**WHAT YOU NEED TO DO**
Reproduce the data from the line containing "what elements are" through the line containing "x-tick-label: Apr [135,1162,154,1176]", replacing "y-tick-label" with "y-axis-tick" and leaving everything else unchanged.

**LISTED ENTRIES**
○ ○ ○ ○ ○ ○ ○

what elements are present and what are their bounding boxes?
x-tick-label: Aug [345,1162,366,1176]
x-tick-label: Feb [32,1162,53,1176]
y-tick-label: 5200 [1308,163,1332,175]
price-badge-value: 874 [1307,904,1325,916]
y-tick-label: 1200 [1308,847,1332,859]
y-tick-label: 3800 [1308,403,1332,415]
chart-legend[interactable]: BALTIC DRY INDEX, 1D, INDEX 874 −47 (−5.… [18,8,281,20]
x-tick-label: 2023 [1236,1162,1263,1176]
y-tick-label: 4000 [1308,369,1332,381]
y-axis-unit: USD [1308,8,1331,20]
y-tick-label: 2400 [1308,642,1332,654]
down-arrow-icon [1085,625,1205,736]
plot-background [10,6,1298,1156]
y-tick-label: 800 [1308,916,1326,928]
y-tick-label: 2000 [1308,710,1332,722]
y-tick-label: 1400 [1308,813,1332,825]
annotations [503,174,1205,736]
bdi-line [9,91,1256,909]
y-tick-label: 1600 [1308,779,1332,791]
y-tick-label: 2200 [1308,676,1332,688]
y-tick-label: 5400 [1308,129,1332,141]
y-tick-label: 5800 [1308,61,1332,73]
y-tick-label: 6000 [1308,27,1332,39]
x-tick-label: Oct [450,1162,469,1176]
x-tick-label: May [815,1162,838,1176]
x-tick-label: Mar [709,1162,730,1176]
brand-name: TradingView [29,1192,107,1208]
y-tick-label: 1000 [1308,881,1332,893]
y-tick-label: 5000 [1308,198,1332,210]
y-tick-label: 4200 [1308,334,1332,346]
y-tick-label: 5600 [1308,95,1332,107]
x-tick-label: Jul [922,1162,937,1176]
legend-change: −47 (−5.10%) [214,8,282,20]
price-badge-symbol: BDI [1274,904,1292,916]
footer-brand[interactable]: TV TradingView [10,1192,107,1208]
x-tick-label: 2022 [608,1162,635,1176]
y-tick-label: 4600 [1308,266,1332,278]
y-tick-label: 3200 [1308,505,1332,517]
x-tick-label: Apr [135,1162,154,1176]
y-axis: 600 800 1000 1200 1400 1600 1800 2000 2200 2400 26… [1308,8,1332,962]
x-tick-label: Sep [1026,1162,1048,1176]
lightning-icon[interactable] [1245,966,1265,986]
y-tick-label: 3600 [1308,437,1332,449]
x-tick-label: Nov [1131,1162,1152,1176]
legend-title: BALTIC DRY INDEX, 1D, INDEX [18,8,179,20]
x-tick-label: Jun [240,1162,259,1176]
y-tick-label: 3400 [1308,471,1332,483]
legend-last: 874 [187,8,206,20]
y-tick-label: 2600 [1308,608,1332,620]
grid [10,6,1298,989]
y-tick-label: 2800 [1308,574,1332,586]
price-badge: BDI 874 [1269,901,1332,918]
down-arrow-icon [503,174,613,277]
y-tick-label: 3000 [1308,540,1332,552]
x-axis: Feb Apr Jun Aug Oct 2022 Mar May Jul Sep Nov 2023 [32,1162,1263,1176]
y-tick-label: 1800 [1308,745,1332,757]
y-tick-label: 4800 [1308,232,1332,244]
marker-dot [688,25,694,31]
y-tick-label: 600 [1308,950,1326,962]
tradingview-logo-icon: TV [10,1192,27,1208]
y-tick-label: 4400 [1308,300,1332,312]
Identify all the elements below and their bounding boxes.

○ ○ ○ ○ ○ ○ ○

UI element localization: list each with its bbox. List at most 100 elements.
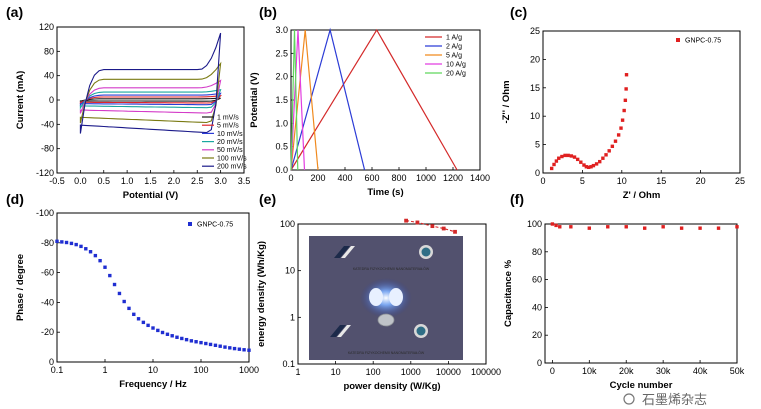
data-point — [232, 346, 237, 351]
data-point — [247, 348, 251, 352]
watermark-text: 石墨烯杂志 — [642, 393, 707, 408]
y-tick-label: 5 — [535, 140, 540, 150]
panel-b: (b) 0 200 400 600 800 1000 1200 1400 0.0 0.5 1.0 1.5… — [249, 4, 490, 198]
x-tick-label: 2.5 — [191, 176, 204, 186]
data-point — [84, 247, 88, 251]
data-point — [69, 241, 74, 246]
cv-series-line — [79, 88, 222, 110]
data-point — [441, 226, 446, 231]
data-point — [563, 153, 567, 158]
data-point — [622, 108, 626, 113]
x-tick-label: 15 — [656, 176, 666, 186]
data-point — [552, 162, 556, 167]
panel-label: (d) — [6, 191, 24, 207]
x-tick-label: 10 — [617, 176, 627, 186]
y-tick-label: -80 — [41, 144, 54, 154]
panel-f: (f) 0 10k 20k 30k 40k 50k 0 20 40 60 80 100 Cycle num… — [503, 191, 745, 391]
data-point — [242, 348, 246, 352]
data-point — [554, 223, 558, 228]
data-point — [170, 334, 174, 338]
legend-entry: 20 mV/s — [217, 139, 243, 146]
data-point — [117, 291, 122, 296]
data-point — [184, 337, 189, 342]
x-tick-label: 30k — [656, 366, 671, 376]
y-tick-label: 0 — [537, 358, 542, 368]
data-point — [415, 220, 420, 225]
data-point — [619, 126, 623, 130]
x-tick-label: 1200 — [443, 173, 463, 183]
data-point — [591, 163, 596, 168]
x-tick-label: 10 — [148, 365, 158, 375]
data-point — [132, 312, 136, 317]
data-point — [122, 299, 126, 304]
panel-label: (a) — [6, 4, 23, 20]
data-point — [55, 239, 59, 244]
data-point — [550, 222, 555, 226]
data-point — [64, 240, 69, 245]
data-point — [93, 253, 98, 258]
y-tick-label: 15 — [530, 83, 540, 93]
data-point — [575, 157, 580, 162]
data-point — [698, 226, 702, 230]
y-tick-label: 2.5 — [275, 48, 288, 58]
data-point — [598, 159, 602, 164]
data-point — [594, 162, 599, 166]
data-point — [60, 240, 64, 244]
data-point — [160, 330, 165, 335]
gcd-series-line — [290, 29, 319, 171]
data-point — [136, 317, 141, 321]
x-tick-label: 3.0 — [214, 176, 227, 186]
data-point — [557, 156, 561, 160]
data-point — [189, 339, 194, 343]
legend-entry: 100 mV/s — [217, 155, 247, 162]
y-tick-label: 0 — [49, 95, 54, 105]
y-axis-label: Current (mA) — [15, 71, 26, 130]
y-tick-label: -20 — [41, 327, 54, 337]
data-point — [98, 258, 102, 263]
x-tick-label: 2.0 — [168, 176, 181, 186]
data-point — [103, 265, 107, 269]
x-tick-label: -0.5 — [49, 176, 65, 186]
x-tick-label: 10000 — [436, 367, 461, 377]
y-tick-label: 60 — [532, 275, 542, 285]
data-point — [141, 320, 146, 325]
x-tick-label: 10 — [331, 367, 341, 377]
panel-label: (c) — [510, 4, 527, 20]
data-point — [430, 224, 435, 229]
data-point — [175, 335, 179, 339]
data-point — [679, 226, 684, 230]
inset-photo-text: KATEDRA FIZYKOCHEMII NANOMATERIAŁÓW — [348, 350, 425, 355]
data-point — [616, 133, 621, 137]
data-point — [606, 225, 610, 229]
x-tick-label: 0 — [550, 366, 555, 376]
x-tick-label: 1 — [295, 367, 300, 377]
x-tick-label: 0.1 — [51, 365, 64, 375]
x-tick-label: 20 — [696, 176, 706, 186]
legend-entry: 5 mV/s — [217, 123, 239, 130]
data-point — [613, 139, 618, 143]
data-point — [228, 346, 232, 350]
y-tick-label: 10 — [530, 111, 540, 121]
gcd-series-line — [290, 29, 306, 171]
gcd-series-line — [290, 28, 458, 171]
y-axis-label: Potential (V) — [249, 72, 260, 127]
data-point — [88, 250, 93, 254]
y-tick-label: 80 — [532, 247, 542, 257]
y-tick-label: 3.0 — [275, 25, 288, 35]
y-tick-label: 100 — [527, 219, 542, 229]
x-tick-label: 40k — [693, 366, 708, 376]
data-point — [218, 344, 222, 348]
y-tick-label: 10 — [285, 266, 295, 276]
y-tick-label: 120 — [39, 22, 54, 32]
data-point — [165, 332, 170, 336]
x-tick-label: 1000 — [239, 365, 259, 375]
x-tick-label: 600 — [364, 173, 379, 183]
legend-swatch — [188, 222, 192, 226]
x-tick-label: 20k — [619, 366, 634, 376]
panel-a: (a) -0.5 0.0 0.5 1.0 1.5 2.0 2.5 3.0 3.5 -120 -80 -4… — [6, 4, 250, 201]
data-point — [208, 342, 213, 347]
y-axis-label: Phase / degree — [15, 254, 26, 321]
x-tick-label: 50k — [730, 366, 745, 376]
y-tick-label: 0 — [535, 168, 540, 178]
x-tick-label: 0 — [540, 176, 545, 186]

○ ○ ○ ○ ○ ○ ○

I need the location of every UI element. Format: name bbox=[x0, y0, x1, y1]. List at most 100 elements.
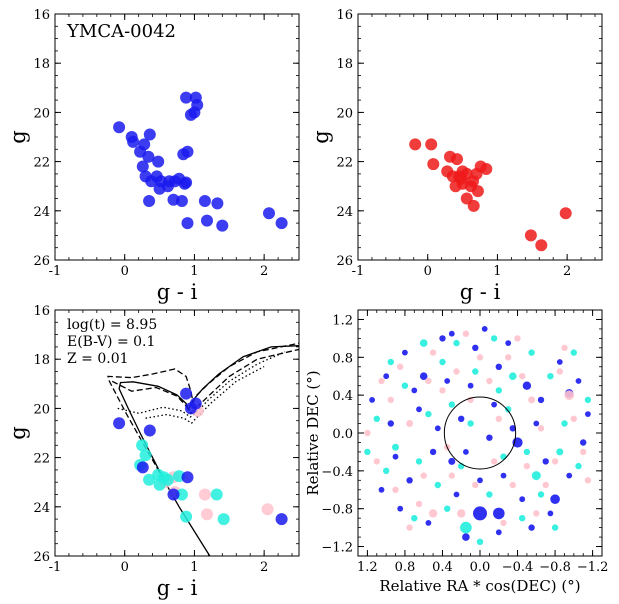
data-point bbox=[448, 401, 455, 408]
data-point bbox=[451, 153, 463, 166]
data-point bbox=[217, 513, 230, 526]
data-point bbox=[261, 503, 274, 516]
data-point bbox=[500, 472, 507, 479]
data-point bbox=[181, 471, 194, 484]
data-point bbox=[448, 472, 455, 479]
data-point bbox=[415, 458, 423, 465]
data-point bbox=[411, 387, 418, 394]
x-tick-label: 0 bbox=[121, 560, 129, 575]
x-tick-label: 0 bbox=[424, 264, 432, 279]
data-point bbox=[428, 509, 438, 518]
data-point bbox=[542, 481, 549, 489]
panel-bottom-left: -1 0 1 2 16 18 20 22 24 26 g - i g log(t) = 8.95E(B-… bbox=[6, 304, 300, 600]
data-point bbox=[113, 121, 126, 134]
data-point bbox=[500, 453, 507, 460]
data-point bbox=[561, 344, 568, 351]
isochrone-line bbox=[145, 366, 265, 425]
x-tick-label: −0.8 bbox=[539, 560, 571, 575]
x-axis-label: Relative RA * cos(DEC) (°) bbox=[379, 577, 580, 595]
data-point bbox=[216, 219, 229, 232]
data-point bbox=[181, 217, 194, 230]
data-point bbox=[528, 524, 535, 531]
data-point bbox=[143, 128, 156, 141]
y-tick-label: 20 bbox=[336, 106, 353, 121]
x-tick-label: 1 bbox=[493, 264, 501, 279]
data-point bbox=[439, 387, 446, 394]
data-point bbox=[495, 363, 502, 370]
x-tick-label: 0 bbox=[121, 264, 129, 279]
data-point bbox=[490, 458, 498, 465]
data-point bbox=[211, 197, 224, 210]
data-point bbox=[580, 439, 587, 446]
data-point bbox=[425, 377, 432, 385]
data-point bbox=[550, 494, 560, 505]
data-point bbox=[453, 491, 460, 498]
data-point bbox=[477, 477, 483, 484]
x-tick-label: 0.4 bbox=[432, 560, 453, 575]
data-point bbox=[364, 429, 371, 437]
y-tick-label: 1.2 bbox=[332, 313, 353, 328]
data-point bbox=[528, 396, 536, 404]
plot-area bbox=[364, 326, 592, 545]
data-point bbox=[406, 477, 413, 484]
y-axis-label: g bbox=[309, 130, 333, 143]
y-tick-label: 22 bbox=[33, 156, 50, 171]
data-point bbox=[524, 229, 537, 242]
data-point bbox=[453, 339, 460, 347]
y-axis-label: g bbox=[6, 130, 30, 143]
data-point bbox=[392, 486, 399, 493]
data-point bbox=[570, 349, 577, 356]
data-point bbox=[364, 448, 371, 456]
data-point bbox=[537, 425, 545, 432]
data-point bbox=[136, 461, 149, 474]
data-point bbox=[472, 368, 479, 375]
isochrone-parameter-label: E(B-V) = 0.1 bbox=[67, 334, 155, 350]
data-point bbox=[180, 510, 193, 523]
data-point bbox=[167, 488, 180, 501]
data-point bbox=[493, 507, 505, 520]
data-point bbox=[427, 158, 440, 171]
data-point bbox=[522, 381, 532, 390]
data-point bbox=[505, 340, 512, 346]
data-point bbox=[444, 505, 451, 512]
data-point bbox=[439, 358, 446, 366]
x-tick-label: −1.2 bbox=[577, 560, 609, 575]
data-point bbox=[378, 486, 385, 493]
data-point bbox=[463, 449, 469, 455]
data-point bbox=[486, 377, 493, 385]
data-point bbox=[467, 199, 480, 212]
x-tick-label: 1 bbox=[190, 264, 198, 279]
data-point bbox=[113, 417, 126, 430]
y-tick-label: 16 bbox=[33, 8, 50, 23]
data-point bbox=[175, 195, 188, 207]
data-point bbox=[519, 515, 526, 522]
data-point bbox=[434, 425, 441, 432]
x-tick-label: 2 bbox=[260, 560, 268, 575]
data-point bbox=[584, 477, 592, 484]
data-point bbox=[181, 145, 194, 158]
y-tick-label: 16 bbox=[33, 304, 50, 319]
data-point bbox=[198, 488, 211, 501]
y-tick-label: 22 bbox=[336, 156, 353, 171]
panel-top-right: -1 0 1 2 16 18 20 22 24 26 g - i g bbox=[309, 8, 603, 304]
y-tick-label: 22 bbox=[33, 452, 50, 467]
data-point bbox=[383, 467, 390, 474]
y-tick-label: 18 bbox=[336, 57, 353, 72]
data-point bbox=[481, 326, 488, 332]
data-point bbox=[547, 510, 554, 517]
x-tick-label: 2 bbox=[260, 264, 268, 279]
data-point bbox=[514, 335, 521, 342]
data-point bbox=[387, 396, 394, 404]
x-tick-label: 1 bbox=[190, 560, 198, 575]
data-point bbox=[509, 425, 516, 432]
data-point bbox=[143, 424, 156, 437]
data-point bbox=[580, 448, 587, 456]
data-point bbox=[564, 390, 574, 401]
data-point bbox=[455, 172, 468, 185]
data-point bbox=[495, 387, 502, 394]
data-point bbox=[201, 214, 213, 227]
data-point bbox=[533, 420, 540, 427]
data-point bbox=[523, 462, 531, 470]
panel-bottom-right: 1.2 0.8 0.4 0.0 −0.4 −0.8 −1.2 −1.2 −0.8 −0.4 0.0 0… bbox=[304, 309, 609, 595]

○ ○ ○ ○ ○ ○ ○

**CORRECT OUTPUT**
what elements are present and what are their bounding boxes?
x-tick-label: Aug [345,1162,366,1176]
x-tick-label: Feb [32,1162,53,1176]
y-axis-tick: 5200 [1308,163,1332,175]
price-badge-value: 874 [1307,904,1325,916]
y-axis-tick: 1200 [1308,847,1332,859]
y-axis-tick: 3800 [1308,403,1332,415]
chart-legend[interactable]: BALTIC DRY INDEX, 1D, INDEX 874 −47 (−5.… [18,8,281,20]
x-tick-label: 2023 [1236,1162,1263,1176]
y-axis-tick: 4000 [1308,369,1332,381]
y-axis-unit: USD [1308,8,1331,20]
y-axis-tick: 2400 [1308,642,1332,654]
down-arrow-icon [1085,625,1205,736]
plot-background [10,6,1298,1156]
y-axis-tick: 800 [1308,916,1326,928]
y-axis-tick: 2000 [1308,710,1332,722]
y-axis-tick: 1400 [1308,813,1332,825]
annotations [503,174,1205,736]
bdi-line [9,91,1256,909]
y-axis-tick: 1600 [1308,779,1332,791]
y-axis-tick: 2200 [1308,676,1332,688]
y-axis-tick: 5400 [1308,129,1332,141]
y-axis-tick: 5800 [1308,61,1332,73]
y-axis-tick: 6000 [1308,27,1332,39]
x-tick-label: Oct [450,1162,469,1176]
x-tick-label: May [815,1162,838,1176]
x-tick-label: Mar [709,1162,730,1176]
brand-name: TradingView [29,1192,107,1208]
y-axis-tick: 1000 [1308,881,1332,893]
y-axis-tick: 5000 [1308,198,1332,210]
y-axis-tick: 4200 [1308,334,1332,346]
y-axis-tick: 5600 [1308,95,1332,107]
x-tick-label: Jul [922,1162,937,1176]
legend-change: −47 (−5.10%) [214,8,282,20]
price-badge-symbol: BDI [1274,904,1292,916]
footer-brand[interactable]: TV TradingView [10,1192,107,1208]
x-tick-label: 2022 [608,1162,635,1176]
y-axis-tick: 4600 [1308,266,1332,278]
y-axis-tick: 3200 [1308,505,1332,517]
x-tick-label: Apr [135,1162,154,1176]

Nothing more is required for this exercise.